**WORK REQUIRED**
Take the material and output all of it exactly.

─── RECORDS TO PROCESS

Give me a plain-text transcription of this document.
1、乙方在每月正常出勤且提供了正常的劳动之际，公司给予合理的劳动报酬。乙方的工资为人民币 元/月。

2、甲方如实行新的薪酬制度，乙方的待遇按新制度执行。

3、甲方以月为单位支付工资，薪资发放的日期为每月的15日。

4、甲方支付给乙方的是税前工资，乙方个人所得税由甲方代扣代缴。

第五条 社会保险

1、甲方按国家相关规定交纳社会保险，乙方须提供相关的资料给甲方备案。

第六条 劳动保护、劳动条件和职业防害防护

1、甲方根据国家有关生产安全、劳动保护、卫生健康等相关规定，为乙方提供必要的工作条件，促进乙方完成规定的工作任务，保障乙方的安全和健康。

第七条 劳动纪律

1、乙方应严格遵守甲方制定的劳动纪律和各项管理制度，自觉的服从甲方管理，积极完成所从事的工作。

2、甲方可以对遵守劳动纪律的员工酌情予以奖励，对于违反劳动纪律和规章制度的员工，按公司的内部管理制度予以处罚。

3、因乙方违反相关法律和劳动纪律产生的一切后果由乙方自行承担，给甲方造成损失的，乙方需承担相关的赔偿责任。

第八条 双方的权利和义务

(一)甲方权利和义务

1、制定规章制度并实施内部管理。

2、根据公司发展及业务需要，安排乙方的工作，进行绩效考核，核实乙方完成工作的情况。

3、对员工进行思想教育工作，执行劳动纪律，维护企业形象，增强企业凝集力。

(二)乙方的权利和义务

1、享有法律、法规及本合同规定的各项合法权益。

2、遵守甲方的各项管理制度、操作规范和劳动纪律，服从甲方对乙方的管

──────

**EXERCISE RESULT**
Give me a plain-text transcription of this document.
1、乙方在每月正常出勤且提供了正常的劳动之际，公司给予合理的劳动报酬。乙方的工资为人民币 元/月。

2、甲方如实行新的薪酬制度，乙方的待遇按新制度执行。

3、甲方以月为单位支付工资，薪资发放的日期为每月的15日。

4、甲方支付给乙方的是税前工资，乙方个人所得税由甲方代扣代缴。

第五条 社会保险

1、甲方按国家相关规定交纳社会保险，乙方须提供相关的资料给甲方备案。

第六条 劳动保护、劳动条件和职业防害防护

1、甲方根据国家有关生产安全、劳动保护、卫生健康等相关规定，为乙方提供必要的工作条件，促进乙方完成规定的工作任务，保障乙方的安全和健康。

第七条 劳动纪律

1、乙方应严格遵守甲方制定的劳动纪律和各项管理制度，自觉的服从甲方管理，积极完成所从事的工作。

2、甲方可以对遵守劳动纪律的员工酌情予以奖励，对于违反劳动纪律和规章制度的员工，按公司的内部管理制度予以处罚。

3、因乙方违反相关法律和劳动纪律产生的一切后果由乙方自行承担，给甲方造成损失的，乙方需承担相关的赔偿责任。

第八条 双方的权利和义务

(一)甲方权利和义务

1、制定规章制度并实施内部管理。

2、根据公司发展及业务需要，安排乙方的工作，进行绩效考核，核实乙方完成工作的情况。

3、对员工进行思想教育工作，执行劳动纪律，维护企业形象，增强企业凝集力。

(二)乙方的权利和义务

1、享有法律、法规及本合同规定的各项合法权益。

2、遵守甲方的各项管理制度、操作规范和劳动纪律，服从甲方对乙方的管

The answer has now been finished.